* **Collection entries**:
----------------
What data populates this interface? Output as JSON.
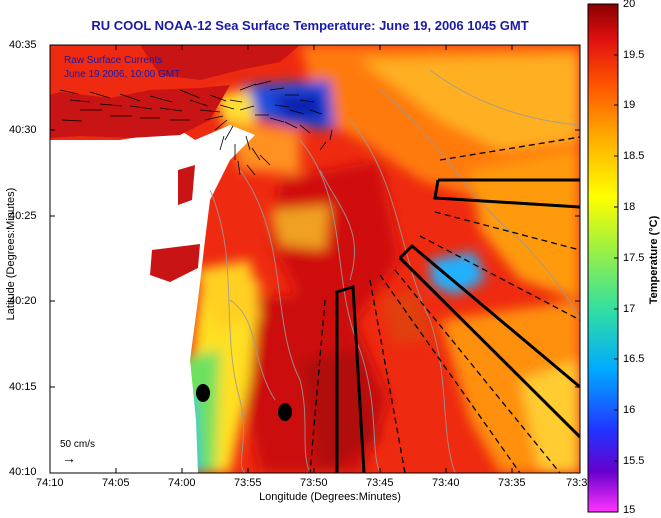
{
  "title": "RU COOL  NOAA-12  Sea Surface Temperature:  June 19, 2006 1045 GMT",
  "axes": {
    "xlabel": "Longitude (Degrees:Minutes)",
    "ylabel": "Latitude (Degrees:Minutes)",
    "xticks": [
      "74:10",
      "74:05",
      "74:00",
      "73:55",
      "73:50",
      "73:45",
      "73:40",
      "73:35",
      "73:3"
    ],
    "yticks": [
      "40:35",
      "40:30",
      "40:25",
      "40:20",
      "40:15",
      "40:10"
    ]
  },
  "legend": {
    "line1": "Raw Surface Currents",
    "line2": "June 19 2006, 10:00 GMT"
  },
  "scale": {
    "label": "50 cm/s",
    "arrow_glyph": "→"
  },
  "colorbar": {
    "title": "Temperature (°C)",
    "ticks": [
      "20",
      "19.5",
      "19",
      "18.5",
      "18",
      "17.5",
      "17",
      "16.5",
      "16",
      "15.5",
      "15"
    ],
    "range": [
      15,
      20
    ],
    "colors": [
      "#ff33ff",
      "#3333ff",
      "#00b4ff",
      "#66e066",
      "#ffff00",
      "#ff9900",
      "#ff3300",
      "#990000"
    ]
  },
  "map": {
    "land_color": "#ffffff",
    "land_left_color": "#c81414",
    "contour_color": "#9a9a9a",
    "route_color": "#000000"
  }
}
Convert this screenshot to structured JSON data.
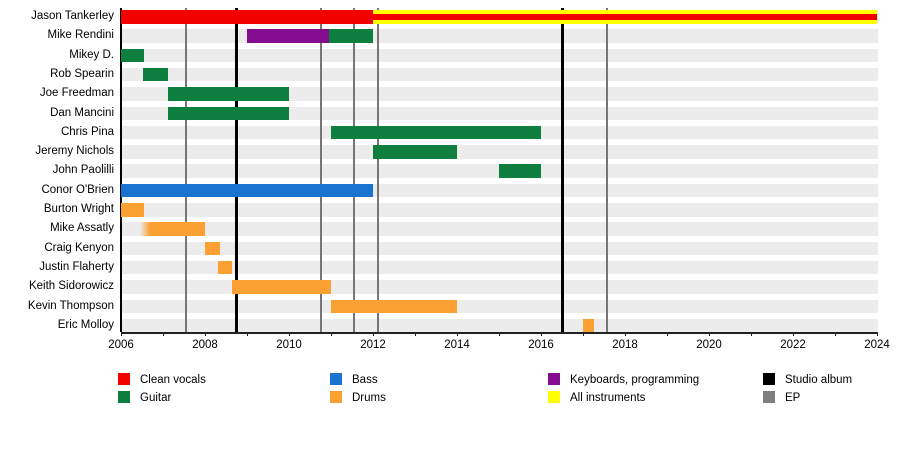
{
  "colors": {
    "red": "#f20000",
    "green": "#0e7f3e",
    "blue": "#1a73d1",
    "orange": "#fba134",
    "purple": "#830c8f",
    "yellow": "#ffff00",
    "black": "#000000",
    "gray": "#7f7f7f"
  },
  "ui": {
    "row_stripe": "#ececec",
    "axis": "#222222",
    "ep_line": "#767676",
    "album_line": "#000000",
    "background": "#ffffff"
  },
  "chart_data": {
    "type": "timeline",
    "title": "",
    "x_axis": {
      "min": 2006,
      "max": 2024,
      "major_tick_step": 2,
      "minor_tick_step": 1,
      "tick_labels": [
        "2006",
        "2008",
        "2010",
        "2012",
        "2014",
        "2016",
        "2018",
        "2020",
        "2022",
        "2024"
      ]
    },
    "rows": [
      {
        "name": "Jason Tankerley",
        "segments": [
          {
            "start": 2006,
            "end": 2012,
            "color": "red",
            "role": "Clean vocals"
          },
          {
            "start": 2012,
            "end": 2024,
            "color": "yellow",
            "stripe": "red",
            "role": "All instruments + Clean vocals"
          }
        ]
      },
      {
        "name": "Mike Rendini",
        "segments": [
          {
            "start": 2009,
            "end": 2010.95,
            "color": "purple",
            "role": "Keyboards, programming"
          },
          {
            "start": 2010.95,
            "end": 2012,
            "color": "green",
            "role": "Guitar"
          }
        ]
      },
      {
        "name": "Mikey D.",
        "segments": [
          {
            "start": 2006,
            "end": 2006.55,
            "color": "green",
            "role": "Guitar"
          }
        ]
      },
      {
        "name": "Rob Spearin",
        "segments": [
          {
            "start": 2006.53,
            "end": 2007.12,
            "color": "green",
            "role": "Guitar"
          }
        ]
      },
      {
        "name": "Joe Freedman",
        "segments": [
          {
            "start": 2007.12,
            "end": 2010,
            "color": "green",
            "role": "Guitar"
          }
        ]
      },
      {
        "name": "Dan Mancini",
        "segments": [
          {
            "start": 2007.12,
            "end": 2010,
            "color": "green",
            "role": "Guitar"
          }
        ]
      },
      {
        "name": "Chris Pina",
        "segments": [
          {
            "start": 2011,
            "end": 2016,
            "color": "green",
            "role": "Guitar"
          }
        ]
      },
      {
        "name": "Jeremy Nichols",
        "segments": [
          {
            "start": 2012,
            "end": 2014,
            "color": "green",
            "role": "Guitar"
          }
        ]
      },
      {
        "name": "John Paolilli",
        "segments": [
          {
            "start": 2015,
            "end": 2016,
            "color": "green",
            "role": "Guitar"
          }
        ]
      },
      {
        "name": "Conor O'Brien",
        "segments": [
          {
            "start": 2006,
            "end": 2012,
            "color": "blue",
            "role": "Bass"
          }
        ]
      },
      {
        "name": "Burton Wright",
        "segments": [
          {
            "start": 2006,
            "end": 2006.55,
            "color": "orange",
            "role": "Drums"
          }
        ]
      },
      {
        "name": "Mike Assatly",
        "segments": [
          {
            "start": 2006.45,
            "end": 2008,
            "color": "orange",
            "role": "Drums",
            "fade_in": true
          }
        ]
      },
      {
        "name": "Craig Kenyon",
        "segments": [
          {
            "start": 2008,
            "end": 2008.35,
            "color": "orange",
            "role": "Drums"
          }
        ]
      },
      {
        "name": "Justin Flaherty",
        "segments": [
          {
            "start": 2008.3,
            "end": 2008.65,
            "color": "orange",
            "role": "Drums"
          }
        ]
      },
      {
        "name": "Keith Sidorowicz",
        "segments": [
          {
            "start": 2008.65,
            "end": 2011,
            "color": "orange",
            "role": "Drums"
          }
        ]
      },
      {
        "name": "Kevin Thompson",
        "segments": [
          {
            "start": 2011,
            "end": 2014,
            "color": "orange",
            "role": "Drums"
          }
        ]
      },
      {
        "name": "Eric Molloy",
        "segments": [
          {
            "start": 2017,
            "end": 2017.25,
            "color": "orange",
            "role": "Drums"
          }
        ]
      }
    ],
    "events": [
      {
        "year": 2007.55,
        "type": "EP"
      },
      {
        "year": 2008.74,
        "type": "Studio album"
      },
      {
        "year": 2010.76,
        "type": "EP"
      },
      {
        "year": 2011.55,
        "type": "EP"
      },
      {
        "year": 2012.12,
        "type": "EP"
      },
      {
        "year": 2016.52,
        "type": "Studio album"
      },
      {
        "year": 2017.57,
        "type": "EP"
      }
    ],
    "legend": [
      {
        "label": "Clean vocals",
        "color": "red"
      },
      {
        "label": "Guitar",
        "color": "green"
      },
      {
        "label": "Bass",
        "color": "blue"
      },
      {
        "label": "Drums",
        "color": "orange"
      },
      {
        "label": "Keyboards, programming",
        "color": "purple"
      },
      {
        "label": "All instruments",
        "color": "yellow"
      },
      {
        "label": "Studio album",
        "color": "black"
      },
      {
        "label": "EP",
        "color": "gray"
      }
    ],
    "legend_position": "bottom"
  }
}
----------------
* **The problem**: Quote the preceding listing precisely and completely, omitting its images.

* **Response for this exercise**:
What data populates this interface? Output as JSON.
{
  "title": "RU COOL  NOAA-12  Sea Surface Temperature:  June 19, 2006 1045 GMT",
  "axes": {
    "xlabel": "Longitude (Degrees:Minutes)",
    "ylabel": "Latitude (Degrees:Minutes)",
    "xticks": [
      "74:10",
      "74:05",
      "74:00",
      "73:55",
      "73:50",
      "73:45",
      "73:40",
      "73:35",
      "73:3"
    ],
    "yticks": [
      "40:35",
      "40:30",
      "40:25",
      "40:20",
      "40:15",
      "40:10"
    ]
  },
  "legend": {
    "line1": "Raw Surface Currents",
    "line2": "June 19 2006, 10:00 GMT"
  },
  "scale": {
    "label": "50 cm/s",
    "arrow_glyph": "→"
  },
  "colorbar": {
    "title": "Temperature (°C)",
    "ticks": [
      "20",
      "19.5",
      "19",
      "18.5",
      "18",
      "17.5",
      "17",
      "16.5",
      "16",
      "15.5",
      "15"
    ],
    "range": [
      15,
      20
    ],
    "colors": [
      "#ff33ff",
      "#3333ff",
      "#00b4ff",
      "#66e066",
      "#ffff00",
      "#ff9900",
      "#ff3300",
      "#990000"
    ]
  },
  "map": {
    "land_color": "#ffffff",
    "land_left_color": "#c81414",
    "contour_color": "#9a9a9a",
    "route_color": "#000000"
  }
}
Convert this screenshot to structured JSON data.
{
  "colors": {
    "red": "#f20000",
    "green": "#0e7f3e",
    "blue": "#1a73d1",
    "orange": "#fba134",
    "purple": "#830c8f",
    "yellow": "#ffff00",
    "black": "#000000",
    "gray": "#7f7f7f"
  },
  "ui": {
    "row_stripe": "#ececec",
    "axis": "#222222",
    "ep_line": "#767676",
    "album_line": "#000000",
    "background": "#ffffff"
  },
  "chart_data": {
    "type": "timeline",
    "title": "",
    "x_axis": {
      "min": 2006,
      "max": 2024,
      "major_tick_step": 2,
      "minor_tick_step": 1,
      "tick_labels": [
        "2006",
        "2008",
        "2010",
        "2012",
        "2014",
        "2016",
        "2018",
        "2020",
        "2022",
        "2024"
      ]
    },
    "rows": [
      {
        "name": "Jason Tankerley",
        "segments": [
          {
            "start": 2006,
            "end": 2012,
            "color": "red",
            "role": "Clean vocals"
          },
          {
            "start": 2012,
            "end": 2024,
            "color": "yellow",
            "stripe": "red",
            "role": "All instruments + Clean vocals"
          }
        ]
      },
      {
        "name": "Mike Rendini",
        "segments": [
          {
            "start": 2009,
            "end": 2010.95,
            "color": "purple",
            "role": "Keyboards, programming"
          },
          {
            "start": 2010.95,
            "end": 2012,
            "color": "green",
            "role": "Guitar"
          }
        ]
      },
      {
        "name": "Mikey D.",
        "segments": [
          {
            "start": 2006,
            "end": 2006.55,
            "color": "green",
            "role": "Guitar"
          }
        ]
      },
      {
        "name": "Rob Spearin",
        "segments": [
          {
            "start": 2006.53,
            "end": 2007.12,
            "color": "green",
            "role": "Guitar"
          }
        ]
      },
      {
        "name": "Joe Freedman",
        "segments": [
          {
            "start": 2007.12,
            "end": 2010,
            "color": "green",
            "role": "Guitar"
          }
        ]
      },
      {
        "name": "Dan Mancini",
        "segments": [
          {
            "start": 2007.12,
            "end": 2010,
            "color": "green",
            "role": "Guitar"
          }
        ]
      },
      {
        "name": "Chris Pina",
        "segments": [
          {
            "start": 2011,
            "end": 2016,
            "color": "green",
            "role": "Guitar"
          }
        ]
      },
      {
        "name": "Jeremy Nichols",
        "segments": [
          {
            "start": 2012,
            "end": 2014,
            "color": "green",
            "role": "Guitar"
          }
        ]
      },
      {
        "name": "John Paolilli",
        "segments": [
          {
            "start": 2015,
            "end": 2016,
            "color": "green",
            "role": "Guitar"
          }
        ]
      },
      {
        "name": "Conor O'Brien",
        "segments": [
          {
            "start": 2006,
            "end": 2012,
            "color": "blue",
            "role": "Bass"
          }
        ]
      },
      {
        "name": "Burton Wright",
        "segments": [
          {
            "start": 2006,
            "end": 2006.55,
            "color": "orange",
            "role": "Drums"
          }
        ]
      },
      {
        "name": "Mike Assatly",
        "segments": [
          {
            "start": 2006.45,
            "end": 2008,
            "color": "orange",
            "role": "Drums",
            "fade_in": true
          }
        ]
      },
      {
        "name": "Craig Kenyon",
        "segments": [
          {
            "start": 2008,
            "end": 2008.35,
            "color": "orange",
            "role": "Drums"
          }
        ]
      },
      {
        "name": "Justin Flaherty",
        "segments": [
          {
            "start": 2008.3,
            "end": 2008.65,
            "color": "orange",
            "role": "Drums"
          }
        ]
      },
      {
        "name": "Keith Sidorowicz",
        "segments": [
          {
            "start": 2008.65,
            "end": 2011,
            "color": "orange",
            "role": "Drums"
          }
        ]
      },
      {
        "name": "Kevin Thompson",
        "segments": [
          {
            "start": 2011,
            "end": 2014,
            "color": "orange",
            "role": "Drums"
          }
        ]
      },
      {
        "name": "Eric Molloy",
        "segments": [
          {
            "start": 2017,
            "end": 2017.25,
            "color": "orange",
            "role": "Drums"
          }
        ]
      }
    ],
    "events": [
      {
        "year": 2007.55,
        "type": "EP"
      },
      {
        "year": 2008.74,
        "type": "Studio album"
      },
      {
        "year": 2010.76,
        "type": "EP"
      },
      {
        "year": 2011.55,
        "type": "EP"
      },
      {
        "year": 2012.12,
        "type": "EP"
      },
      {
        "year": 2016.52,
        "type": "Studio album"
      },
      {
        "year": 2017.57,
        "type": "EP"
      }
    ],
    "legend": [
      {
        "label": "Clean vocals",
        "color": "red"
      },
      {
        "label": "Guitar",
        "color": "green"
      },
      {
        "label": "Bass",
        "color": "blue"
      },
      {
        "label": "Drums",
        "color": "orange"
      },
      {
        "label": "Keyboards, programming",
        "color": "purple"
      },
      {
        "label": "All instruments",
        "color": "yellow"
      },
      {
        "label": "Studio album",
        "color": "black"
      },
      {
        "label": "EP",
        "color": "gray"
      }
    ],
    "legend_position": "bottom"
  }
}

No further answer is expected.